Will you write out the data exactly, excluding every picture?

**INPUT FOR THIS TASK**
* * * * *

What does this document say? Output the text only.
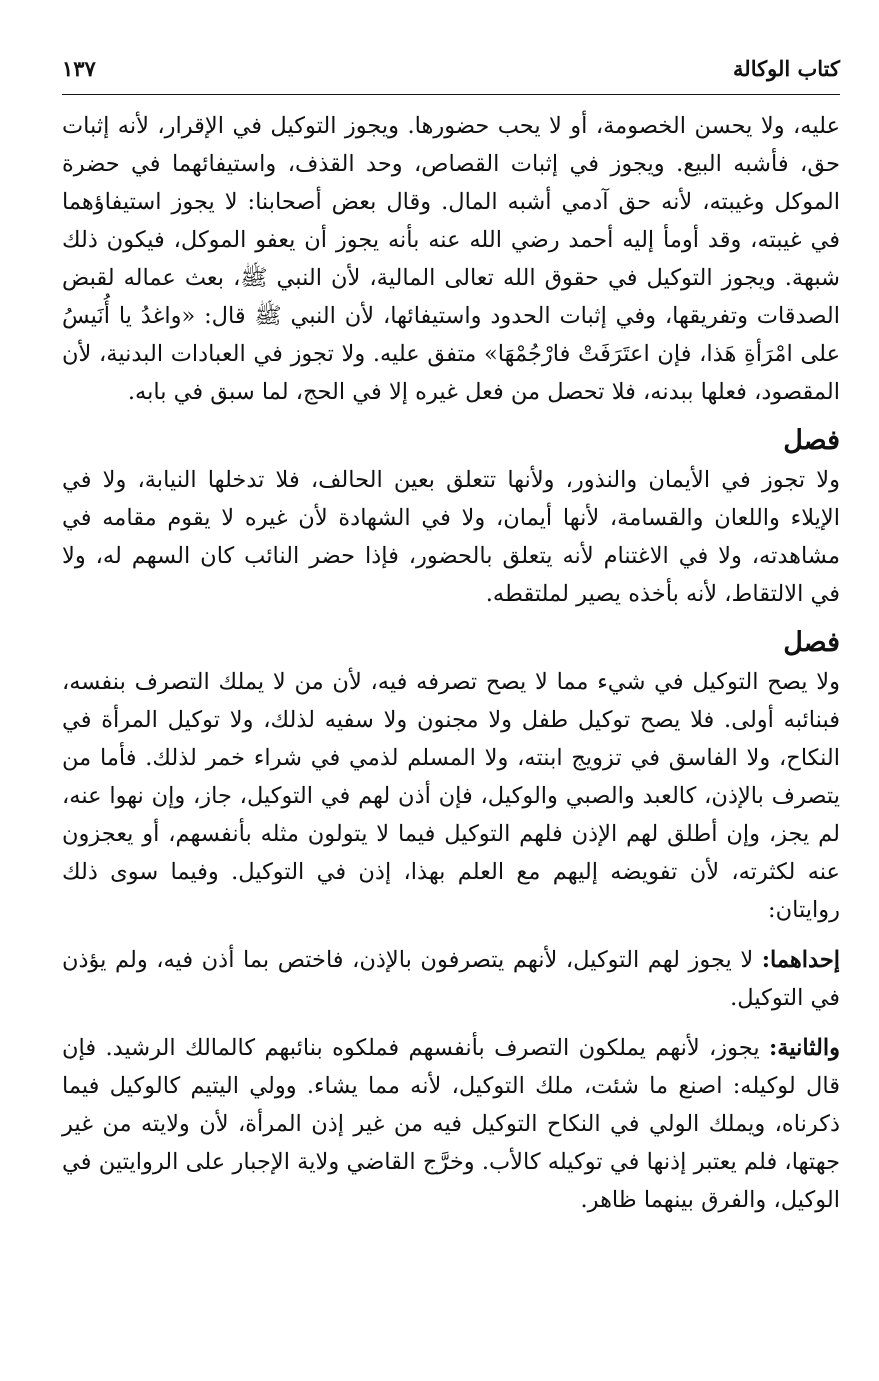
كتاب الوكالة
١٣٧

عليه، ولا يحسن الخصومة، أو لا يحب حضورها. ويجوز التوكيل في الإقرار، لأنه إثبات حق، فأشبه البيع. ويجوز في إثبات القصاص، وحد القذف، واستيفائهما في حضرة الموكل وغيبته، لأنه حق آدمي أشبه المال. وقال بعض أصحابنا: لا يجوز استيفاؤهما في غيبته، وقد أومأ إليه أحمد رضي الله عنه بأنه يجوز أن يعفو الموكل، فيكون ذلك شبهة. ويجوز التوكيل في حقوق الله تعالى المالية، لأن النبي ﷺ، بعث عماله لقبض الصدقات وتفريقها، وفي إثبات الحدود واستيفائها، لأن النبي ﷺ قال: «واغدُ يا أُنَيسُ على امْرَأةِ هَذا، فإن اعتَرَفَتْ فارْجُمْهَا» متفق عليه. ولا تجوز في العبادات البدنية، لأن المقصود، فعلها ببدنه، فلا تحصل من فعل غيره إلا في الحج، لما سبق في بابه.

فصل

ولا تجوز في الأيمان والنذور، ولأنها تتعلق بعين الحالف، فلا تدخلها النيابة، ولا في الإيلاء واللعان والقسامة، لأنها أيمان، ولا في الشهادة لأن غيره لا يقوم مقامه في مشاهدته، ولا في الاغتنام لأنه يتعلق بالحضور، فإذا حضر النائب كان السهم له، ولا في الالتقاط، لأنه بأخذه يصير لملتقطه.

فصل

ولا يصح التوكيل في شيء مما لا يصح تصرفه فيه، لأن من لا يملك التصرف بنفسه، فبنائبه أولى. فلا يصح توكيل طفل ولا مجنون ولا سفيه لذلك، ولا توكيل المرأة في النكاح، ولا الفاسق في تزويج ابنته، ولا المسلم لذمي في شراء خمر لذلك. فأما من يتصرف بالإذن، كالعبد والصبي والوكيل، فإن أذن لهم في التوكيل، جاز، وإن نهوا عنه، لم يجز، وإن أطلق لهم الإذن فلهم التوكيل فيما لا يتولون مثله بأنفسهم، أو يعجزون عنه لكثرته، لأن تفويضه إليهم مع العلم بهذا، إذن في التوكيل. وفيما سوى ذلك روايتان:

إحداهما: لا يجوز لهم التوكيل، لأنهم يتصرفون بالإذن، فاختص بما أذن فيه، ولم يؤذن في التوكيل.

والثانية: يجوز، لأنهم يملكون التصرف بأنفسهم فملكوه بنائبهم كالمالك الرشيد. فإن قال لوكيله: اصنع ما شئت، ملك التوكيل، لأنه مما يشاء. وولي اليتيم كالوكيل فيما ذكرناه، ويملك الولي في النكاح التوكيل فيه من غير إذن المرأة، لأن ولايته من غير جهتها، فلم يعتبر إذنها في توكيله كالأب. وخرَّج القاضي ولاية الإجبار على الروايتين في الوكيل، والفرق بينهما ظاهر.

* * * * *

**ANSWER TO THIS PROBLEM**
What does this document say? Output the text only.
كتاب الوكالة
١٣٧

عليه، ولا يحسن الخصومة، أو لا يحب حضورها. ويجوز التوكيل في الإقرار، لأنه إثبات حق، فأشبه البيع. ويجوز في إثبات القصاص، وحد القذف، واستيفائهما في حضرة الموكل وغيبته، لأنه حق آدمي أشبه المال. وقال بعض أصحابنا: لا يجوز استيفاؤهما في غيبته، وقد أومأ إليه أحمد رضي الله عنه بأنه يجوز أن يعفو الموكل، فيكون ذلك شبهة. ويجوز التوكيل في حقوق الله تعالى المالية، لأن النبي ﷺ، بعث عماله لقبض الصدقات وتفريقها، وفي إثبات الحدود واستيفائها، لأن النبي ﷺ قال: «واغدُ يا أُنَيسُ على امْرَأةِ هَذا، فإن اعتَرَفَتْ فارْجُمْهَا» متفق عليه. ولا تجوز في العبادات البدنية، لأن المقصود، فعلها ببدنه، فلا تحصل من فعل غيره إلا في الحج، لما سبق في بابه.

فصل

ولا تجوز في الأيمان والنذور، ولأنها تتعلق بعين الحالف، فلا تدخلها النيابة، ولا في الإيلاء واللعان والقسامة، لأنها أيمان، ولا في الشهادة لأن غيره لا يقوم مقامه في مشاهدته، ولا في الاغتنام لأنه يتعلق بالحضور، فإذا حضر النائب كان السهم له، ولا في الالتقاط، لأنه بأخذه يصير لملتقطه.

فصل

ولا يصح التوكيل في شيء مما لا يصح تصرفه فيه، لأن من لا يملك التصرف بنفسه، فبنائبه أولى. فلا يصح توكيل طفل ولا مجنون ولا سفيه لذلك، ولا توكيل المرأة في النكاح، ولا الفاسق في تزويج ابنته، ولا المسلم لذمي في شراء خمر لذلك. فأما من يتصرف بالإذن، كالعبد والصبي والوكيل، فإن أذن لهم في التوكيل، جاز، وإن نهوا عنه، لم يجز، وإن أطلق لهم الإذن فلهم التوكيل فيما لا يتولون مثله بأنفسهم، أو يعجزون عنه لكثرته، لأن تفويضه إليهم مع العلم بهذا، إذن في التوكيل. وفيما سوى ذلك روايتان:

إحداهما: لا يجوز لهم التوكيل، لأنهم يتصرفون بالإذن، فاختص بما أذن فيه، ولم يؤذن في التوكيل.

والثانية: يجوز، لأنهم يملكون التصرف بأنفسهم فملكوه بنائبهم كالمالك الرشيد. فإن قال لوكيله: اصنع ما شئت، ملك التوكيل، لأنه مما يشاء. وولي اليتيم كالوكيل فيما ذكرناه، ويملك الولي في النكاح التوكيل فيه من غير إذن المرأة، لأن ولايته من غير جهتها، فلم يعتبر إذنها في توكيله كالأب. وخرَّج القاضي ولاية الإجبار على الروايتين في الوكيل، والفرق بينهما ظاهر.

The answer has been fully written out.